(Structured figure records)
%%
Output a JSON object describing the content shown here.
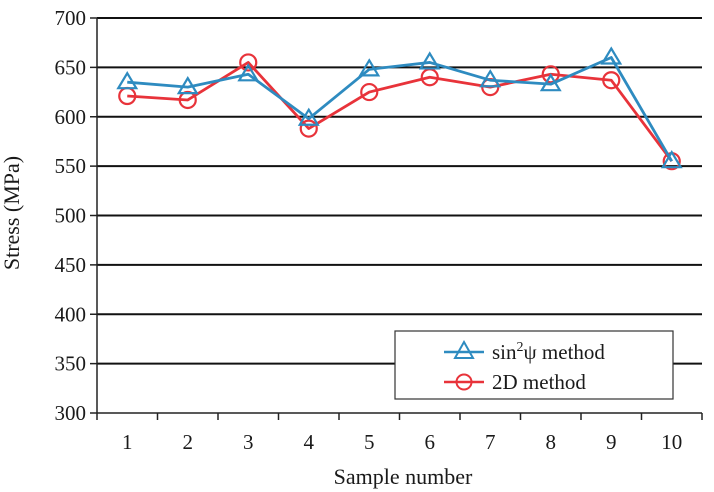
{
  "chart_data": {
    "type": "line",
    "x": [
      1,
      2,
      3,
      4,
      5,
      6,
      7,
      8,
      9,
      10
    ],
    "x_tick_labels": [
      "1",
      "2",
      "3",
      "4",
      "5",
      "6",
      "7",
      "8",
      "9",
      "10"
    ],
    "xlabel": "Sample number",
    "ylabel": "Stress (MPa)",
    "ylim": [
      300,
      700
    ],
    "y_ticks": [
      300,
      350,
      400,
      450,
      500,
      550,
      600,
      650,
      700
    ],
    "grid": "horizontal",
    "legend_position": "bottom-right",
    "series": [
      {
        "name": "sin²ψ method",
        "legend_base": "sin",
        "legend_sup": "2",
        "legend_rest": "ψ method",
        "marker": "triangle",
        "color": "#2e8bc0",
        "values": [
          635,
          630,
          643,
          598,
          648,
          655,
          637,
          633,
          660,
          555
        ]
      },
      {
        "name": "2D method",
        "legend_base": "2D method",
        "marker": "circle",
        "color": "#e8333a",
        "values": [
          621,
          617,
          655,
          588,
          625,
          640,
          630,
          643,
          637,
          555
        ]
      }
    ]
  }
}
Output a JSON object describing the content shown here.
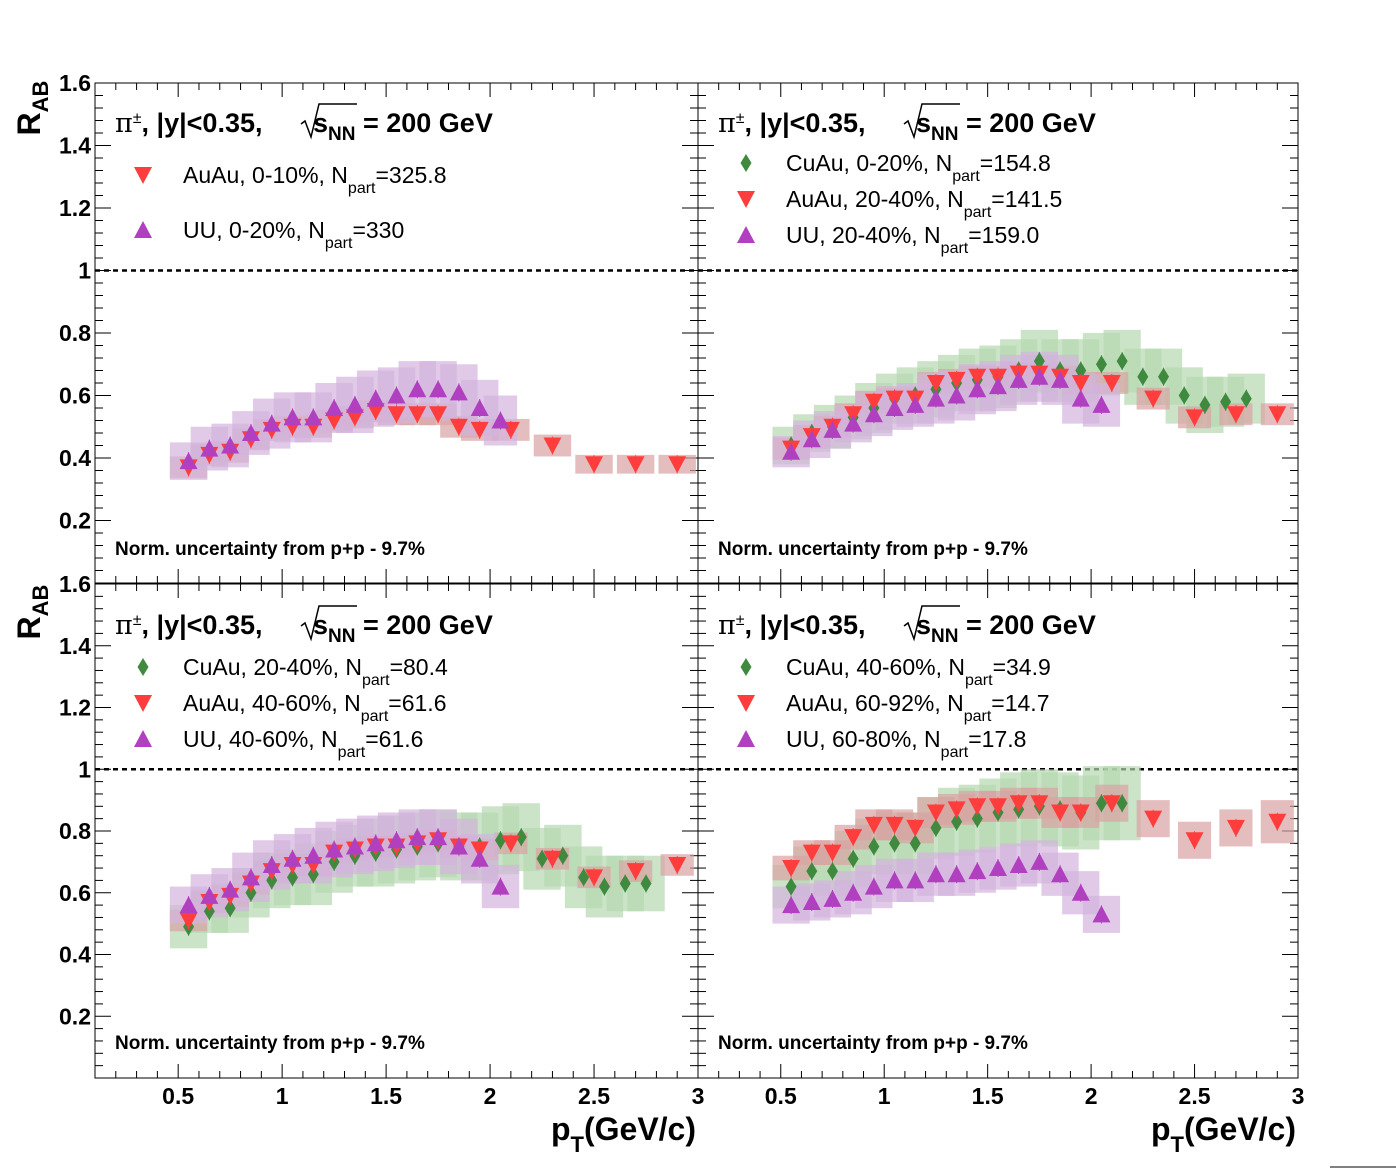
{
  "chart_data": [
    {
      "type": "scatter",
      "title_prefix": "π",
      "title_sup": "±",
      "title_mid": ",  |y|<0.35,  ",
      "title_sqrt": "s",
      "title_sqrt_sub": "NN",
      "title_suffix": " = 200 GeV",
      "norm_text": "Norm. uncertainty from p+p - 9.7%",
      "ylabel": "R",
      "ylabel_sub": "AB",
      "xlim": [
        0.1,
        3.0
      ],
      "ylim": [
        0.0,
        1.6
      ],
      "xticks": [
        "0.5",
        "1",
        "1.5",
        "2",
        "2.5",
        "3"
      ],
      "yticks": [
        "0.2",
        "0.4",
        "0.6",
        "0.8",
        "1",
        "1.2",
        "1.4",
        "1.6"
      ],
      "reference_line": 1,
      "series": [
        {
          "name": "AuAu, 0-10%, N",
          "name_sub": "part",
          "name_tail": "=325.8",
          "marker": "triangle-down",
          "color": "#ff3d3d",
          "band": "#d9a3a3",
          "x": [
            0.55,
            0.65,
            0.75,
            0.85,
            0.95,
            1.05,
            1.15,
            1.25,
            1.35,
            1.45,
            1.55,
            1.65,
            1.75,
            1.85,
            1.95,
            2.1,
            2.3,
            2.5,
            2.7,
            2.9
          ],
          "y": [
            0.37,
            0.41,
            0.42,
            0.46,
            0.49,
            0.5,
            0.5,
            0.52,
            0.53,
            0.55,
            0.54,
            0.54,
            0.54,
            0.5,
            0.49,
            0.49,
            0.44,
            0.38,
            0.38,
            0.38
          ],
          "sys": [
            0.035,
            0.035,
            0.035,
            0.035,
            0.035,
            0.035,
            0.035,
            0.035,
            0.035,
            0.035,
            0.035,
            0.035,
            0.035,
            0.035,
            0.035,
            0.035,
            0.035,
            0.03,
            0.03,
            0.03
          ]
        },
        {
          "name": "UU, 0-20%, N",
          "name_sub": "part",
          "name_tail": "=330",
          "marker": "triangle-up",
          "color": "#b040c0",
          "band": "#d3b3dd",
          "x": [
            0.55,
            0.65,
            0.75,
            0.85,
            0.95,
            1.05,
            1.15,
            1.25,
            1.35,
            1.45,
            1.55,
            1.65,
            1.75,
            1.85,
            1.95,
            2.05
          ],
          "y": [
            0.39,
            0.43,
            0.44,
            0.48,
            0.51,
            0.53,
            0.53,
            0.56,
            0.57,
            0.59,
            0.6,
            0.62,
            0.62,
            0.61,
            0.56,
            0.52
          ],
          "sys": [
            0.06,
            0.07,
            0.07,
            0.07,
            0.08,
            0.08,
            0.08,
            0.08,
            0.09,
            0.09,
            0.09,
            0.09,
            0.09,
            0.09,
            0.09,
            0.08
          ]
        }
      ]
    },
    {
      "type": "scatter",
      "title_prefix": "π",
      "title_sup": "±",
      "title_mid": ",  |y|<0.35,  ",
      "title_sqrt": "s",
      "title_sqrt_sub": "NN",
      "title_suffix": " = 200 GeV",
      "norm_text": "Norm. uncertainty from p+p - 9.7%",
      "xlim": [
        0.1,
        3.0
      ],
      "ylim": [
        0.0,
        1.6
      ],
      "xticks": [
        "0.5",
        "1",
        "1.5",
        "2",
        "2.5",
        "3"
      ],
      "reference_line": 1,
      "series": [
        {
          "name": "CuAu, 0-20%, N",
          "name_sub": "part",
          "name_tail": "=154.8",
          "marker": "diamond",
          "color": "#3f8a3f",
          "band": "#b5d9b0",
          "x": [
            0.55,
            0.65,
            0.75,
            0.85,
            0.95,
            1.05,
            1.15,
            1.25,
            1.35,
            1.45,
            1.55,
            1.65,
            1.75,
            1.85,
            1.95,
            2.05,
            2.15,
            2.25,
            2.35,
            2.45,
            2.55,
            2.65,
            2.75
          ],
          "y": [
            0.44,
            0.48,
            0.5,
            0.53,
            0.56,
            0.59,
            0.6,
            0.62,
            0.64,
            0.65,
            0.66,
            0.68,
            0.71,
            0.68,
            0.68,
            0.7,
            0.71,
            0.66,
            0.66,
            0.6,
            0.57,
            0.58,
            0.59
          ],
          "sys": [
            0.06,
            0.06,
            0.07,
            0.07,
            0.08,
            0.08,
            0.09,
            0.09,
            0.09,
            0.1,
            0.1,
            0.1,
            0.1,
            0.1,
            0.1,
            0.1,
            0.1,
            0.09,
            0.09,
            0.09,
            0.09,
            0.08,
            0.08
          ]
        },
        {
          "name": "AuAu, 20-40%, N",
          "name_sub": "part",
          "name_tail": "=141.5",
          "marker": "triangle-down",
          "color": "#ff3d3d",
          "band": "#d9a3a3",
          "x": [
            0.55,
            0.65,
            0.75,
            0.85,
            0.95,
            1.05,
            1.15,
            1.25,
            1.35,
            1.45,
            1.55,
            1.65,
            1.75,
            1.85,
            1.95,
            2.1,
            2.3,
            2.5,
            2.7,
            2.9
          ],
          "y": [
            0.43,
            0.47,
            0.5,
            0.54,
            0.58,
            0.59,
            0.59,
            0.64,
            0.65,
            0.66,
            0.66,
            0.67,
            0.67,
            0.66,
            0.64,
            0.64,
            0.59,
            0.53,
            0.54,
            0.54
          ],
          "sys": [
            0.035,
            0.035,
            0.035,
            0.035,
            0.035,
            0.035,
            0.035,
            0.035,
            0.035,
            0.035,
            0.035,
            0.035,
            0.035,
            0.035,
            0.035,
            0.035,
            0.035,
            0.035,
            0.035,
            0.035
          ]
        },
        {
          "name": "UU, 20-40%, N",
          "name_sub": "part",
          "name_tail": "=159.0",
          "marker": "triangle-up",
          "color": "#b040c0",
          "band": "#d3b3dd",
          "x": [
            0.55,
            0.65,
            0.75,
            0.85,
            0.95,
            1.05,
            1.15,
            1.25,
            1.35,
            1.45,
            1.55,
            1.65,
            1.75,
            1.85,
            1.95,
            2.05
          ],
          "y": [
            0.42,
            0.46,
            0.49,
            0.51,
            0.54,
            0.56,
            0.57,
            0.59,
            0.6,
            0.62,
            0.63,
            0.65,
            0.66,
            0.65,
            0.59,
            0.57
          ],
          "sys": [
            0.05,
            0.06,
            0.06,
            0.06,
            0.07,
            0.07,
            0.07,
            0.08,
            0.08,
            0.08,
            0.08,
            0.08,
            0.08,
            0.08,
            0.08,
            0.07
          ]
        }
      ]
    },
    {
      "type": "scatter",
      "title_prefix": "π",
      "title_sup": "±",
      "title_mid": ",  |y|<0.35,  ",
      "title_sqrt": "s",
      "title_sqrt_sub": "NN",
      "title_suffix": " = 200 GeV",
      "norm_text": "Norm. uncertainty from p+p - 9.7%",
      "ylabel": "R",
      "ylabel_sub": "AB",
      "xlabel": "p",
      "xlabel_sub": "T",
      "xlabel_tail": "(GeV/c)",
      "xlim": [
        0.1,
        3.0
      ],
      "ylim": [
        0.0,
        1.6
      ],
      "xticks": [
        "0.5",
        "1",
        "1.5",
        "2",
        "2.5",
        "3"
      ],
      "yticks": [
        "0.2",
        "0.4",
        "0.6",
        "0.8",
        "1",
        "1.2",
        "1.4",
        "1.6"
      ],
      "reference_line": 1,
      "series": [
        {
          "name": "CuAu, 20-40%, N",
          "name_sub": "part",
          "name_tail": "=80.4",
          "marker": "diamond",
          "color": "#3f8a3f",
          "band": "#b5d9b0",
          "x": [
            0.55,
            0.65,
            0.75,
            0.85,
            0.95,
            1.05,
            1.15,
            1.25,
            1.35,
            1.45,
            1.55,
            1.65,
            1.75,
            1.85,
            1.95,
            2.05,
            2.15,
            2.25,
            2.35,
            2.45,
            2.55,
            2.65,
            2.75
          ],
          "y": [
            0.49,
            0.54,
            0.55,
            0.6,
            0.64,
            0.65,
            0.66,
            0.7,
            0.72,
            0.73,
            0.74,
            0.75,
            0.76,
            0.75,
            0.75,
            0.77,
            0.78,
            0.71,
            0.72,
            0.65,
            0.62,
            0.63,
            0.63
          ],
          "sys": [
            0.07,
            0.07,
            0.08,
            0.08,
            0.09,
            0.09,
            0.1,
            0.1,
            0.1,
            0.11,
            0.11,
            0.11,
            0.11,
            0.11,
            0.11,
            0.11,
            0.11,
            0.1,
            0.1,
            0.1,
            0.1,
            0.09,
            0.09
          ]
        },
        {
          "name": "AuAu, 40-60%, N",
          "name_sub": "part",
          "name_tail": "=61.6",
          "marker": "triangle-down",
          "color": "#ff3d3d",
          "band": "#d9a3a3",
          "x": [
            0.55,
            0.65,
            0.75,
            0.85,
            0.95,
            1.05,
            1.15,
            1.25,
            1.35,
            1.45,
            1.55,
            1.65,
            1.75,
            1.85,
            1.95,
            2.1,
            2.3,
            2.5,
            2.7,
            2.9
          ],
          "y": [
            0.51,
            0.57,
            0.59,
            0.63,
            0.67,
            0.69,
            0.69,
            0.73,
            0.74,
            0.75,
            0.75,
            0.76,
            0.77,
            0.75,
            0.74,
            0.76,
            0.71,
            0.65,
            0.67,
            0.69
          ],
          "sys": [
            0.035,
            0.035,
            0.035,
            0.035,
            0.035,
            0.035,
            0.035,
            0.035,
            0.035,
            0.035,
            0.035,
            0.035,
            0.035,
            0.035,
            0.035,
            0.035,
            0.035,
            0.035,
            0.035,
            0.035
          ]
        },
        {
          "name": "UU, 40-60%, N",
          "name_sub": "part",
          "name_tail": "=61.6",
          "marker": "triangle-up",
          "color": "#b040c0",
          "band": "#d3b3dd",
          "x": [
            0.55,
            0.65,
            0.75,
            0.85,
            0.95,
            1.05,
            1.15,
            1.25,
            1.35,
            1.45,
            1.55,
            1.65,
            1.75,
            1.85,
            1.95,
            2.05
          ],
          "y": [
            0.56,
            0.59,
            0.61,
            0.65,
            0.69,
            0.71,
            0.72,
            0.74,
            0.75,
            0.76,
            0.77,
            0.78,
            0.78,
            0.75,
            0.71,
            0.62
          ],
          "sys": [
            0.06,
            0.07,
            0.07,
            0.08,
            0.08,
            0.08,
            0.09,
            0.09,
            0.09,
            0.09,
            0.09,
            0.09,
            0.09,
            0.09,
            0.08,
            0.07
          ]
        }
      ]
    },
    {
      "type": "scatter",
      "title_prefix": "π",
      "title_sup": "±",
      "title_mid": ",  |y|<0.35,  ",
      "title_sqrt": "s",
      "title_sqrt_sub": "NN",
      "title_suffix": " = 200 GeV",
      "norm_text": "Norm. uncertainty from p+p - 9.7%",
      "xlabel": "p",
      "xlabel_sub": "T",
      "xlabel_tail": "(GeV/c)",
      "xlim": [
        0.1,
        3.0
      ],
      "ylim": [
        0.0,
        1.6
      ],
      "xticks": [
        "0.5",
        "1",
        "1.5",
        "2",
        "2.5",
        "3"
      ],
      "reference_line": 1,
      "series": [
        {
          "name": "CuAu, 40-60%, N",
          "name_sub": "part",
          "name_tail": "=34.9",
          "marker": "diamond",
          "color": "#3f8a3f",
          "band": "#b5d9b0",
          "x": [
            0.55,
            0.65,
            0.75,
            0.85,
            0.95,
            1.05,
            1.15,
            1.25,
            1.35,
            1.45,
            1.55,
            1.65,
            1.75,
            1.85,
            1.95,
            2.05,
            2.15
          ],
          "y": [
            0.62,
            0.67,
            0.67,
            0.71,
            0.75,
            0.76,
            0.76,
            0.81,
            0.83,
            0.84,
            0.86,
            0.87,
            0.88,
            0.87,
            0.86,
            0.89,
            0.89
          ],
          "sys": [
            0.07,
            0.08,
            0.08,
            0.09,
            0.09,
            0.1,
            0.1,
            0.1,
            0.11,
            0.11,
            0.11,
            0.12,
            0.12,
            0.12,
            0.12,
            0.12,
            0.12
          ]
        },
        {
          "name": "AuAu, 60-92%, N",
          "name_sub": "part",
          "name_tail": "=14.7",
          "marker": "triangle-down",
          "color": "#ff3d3d",
          "band": "#d9a3a3",
          "x": [
            0.55,
            0.65,
            0.75,
            0.85,
            0.95,
            1.05,
            1.15,
            1.25,
            1.35,
            1.45,
            1.55,
            1.65,
            1.75,
            1.85,
            1.95,
            2.1,
            2.3,
            2.5,
            2.7,
            2.9
          ],
          "y": [
            0.68,
            0.73,
            0.73,
            0.78,
            0.82,
            0.82,
            0.81,
            0.86,
            0.87,
            0.88,
            0.88,
            0.89,
            0.89,
            0.86,
            0.86,
            0.89,
            0.84,
            0.77,
            0.81,
            0.83
          ],
          "sys": [
            0.04,
            0.04,
            0.04,
            0.04,
            0.05,
            0.05,
            0.05,
            0.05,
            0.05,
            0.05,
            0.05,
            0.05,
            0.05,
            0.05,
            0.05,
            0.06,
            0.06,
            0.06,
            0.06,
            0.07
          ]
        },
        {
          "name": "UU, 60-80%, N",
          "name_sub": "part",
          "name_tail": "=17.8",
          "marker": "triangle-up",
          "color": "#b040c0",
          "band": "#d3b3dd",
          "x": [
            0.55,
            0.65,
            0.75,
            0.85,
            0.95,
            1.05,
            1.15,
            1.25,
            1.35,
            1.45,
            1.55,
            1.65,
            1.75,
            1.85,
            1.95,
            2.05
          ],
          "y": [
            0.56,
            0.57,
            0.58,
            0.6,
            0.62,
            0.64,
            0.64,
            0.66,
            0.66,
            0.67,
            0.68,
            0.69,
            0.7,
            0.66,
            0.6,
            0.53
          ],
          "sys": [
            0.06,
            0.06,
            0.06,
            0.07,
            0.07,
            0.07,
            0.07,
            0.07,
            0.07,
            0.07,
            0.07,
            0.07,
            0.07,
            0.07,
            0.07,
            0.06
          ]
        }
      ]
    }
  ]
}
%%
In the records above, find each line with the word "CuAu" and copy it.

          "name": "CuAu, 0-20%, N",
          "name": "CuAu, 20-40%, N",
          "name": "CuAu, 40-60%, N",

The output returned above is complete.